Task: Among the records that follow, count the lines with the string "marker"; report only that count.

========

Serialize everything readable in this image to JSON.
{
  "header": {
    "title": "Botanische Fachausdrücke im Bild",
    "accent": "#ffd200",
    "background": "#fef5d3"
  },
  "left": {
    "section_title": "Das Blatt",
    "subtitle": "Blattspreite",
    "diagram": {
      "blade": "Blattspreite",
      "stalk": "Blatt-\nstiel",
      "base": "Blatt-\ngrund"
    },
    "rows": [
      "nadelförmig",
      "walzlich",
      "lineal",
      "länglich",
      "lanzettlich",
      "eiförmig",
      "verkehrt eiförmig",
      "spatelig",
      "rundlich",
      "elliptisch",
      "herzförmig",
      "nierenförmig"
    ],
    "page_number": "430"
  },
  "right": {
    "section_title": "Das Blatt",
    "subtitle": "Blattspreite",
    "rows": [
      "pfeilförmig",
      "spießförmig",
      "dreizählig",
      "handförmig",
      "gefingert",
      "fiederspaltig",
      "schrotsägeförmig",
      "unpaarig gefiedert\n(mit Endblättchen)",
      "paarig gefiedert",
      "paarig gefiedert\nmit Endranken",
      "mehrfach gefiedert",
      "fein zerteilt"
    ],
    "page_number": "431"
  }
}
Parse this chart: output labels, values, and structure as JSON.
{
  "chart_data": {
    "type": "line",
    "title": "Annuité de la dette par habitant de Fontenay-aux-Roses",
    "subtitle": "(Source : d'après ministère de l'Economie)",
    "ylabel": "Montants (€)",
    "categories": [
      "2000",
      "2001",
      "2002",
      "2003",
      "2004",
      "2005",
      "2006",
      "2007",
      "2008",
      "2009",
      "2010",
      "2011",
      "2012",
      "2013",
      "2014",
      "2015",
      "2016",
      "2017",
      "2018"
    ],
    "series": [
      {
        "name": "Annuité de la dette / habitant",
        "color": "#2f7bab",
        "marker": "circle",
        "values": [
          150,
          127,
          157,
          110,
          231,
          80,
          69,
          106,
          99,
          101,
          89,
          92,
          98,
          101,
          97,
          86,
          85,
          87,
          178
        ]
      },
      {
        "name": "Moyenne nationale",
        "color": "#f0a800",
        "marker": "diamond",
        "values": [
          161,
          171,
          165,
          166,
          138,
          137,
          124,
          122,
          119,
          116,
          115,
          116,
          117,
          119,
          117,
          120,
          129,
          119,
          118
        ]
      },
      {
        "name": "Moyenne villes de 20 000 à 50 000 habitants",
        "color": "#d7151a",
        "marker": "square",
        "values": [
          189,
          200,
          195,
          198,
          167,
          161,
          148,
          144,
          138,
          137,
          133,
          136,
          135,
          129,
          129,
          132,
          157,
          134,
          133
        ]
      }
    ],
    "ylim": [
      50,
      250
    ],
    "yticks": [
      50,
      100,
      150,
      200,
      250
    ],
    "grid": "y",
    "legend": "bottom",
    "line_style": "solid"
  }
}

========

Finished answer: 3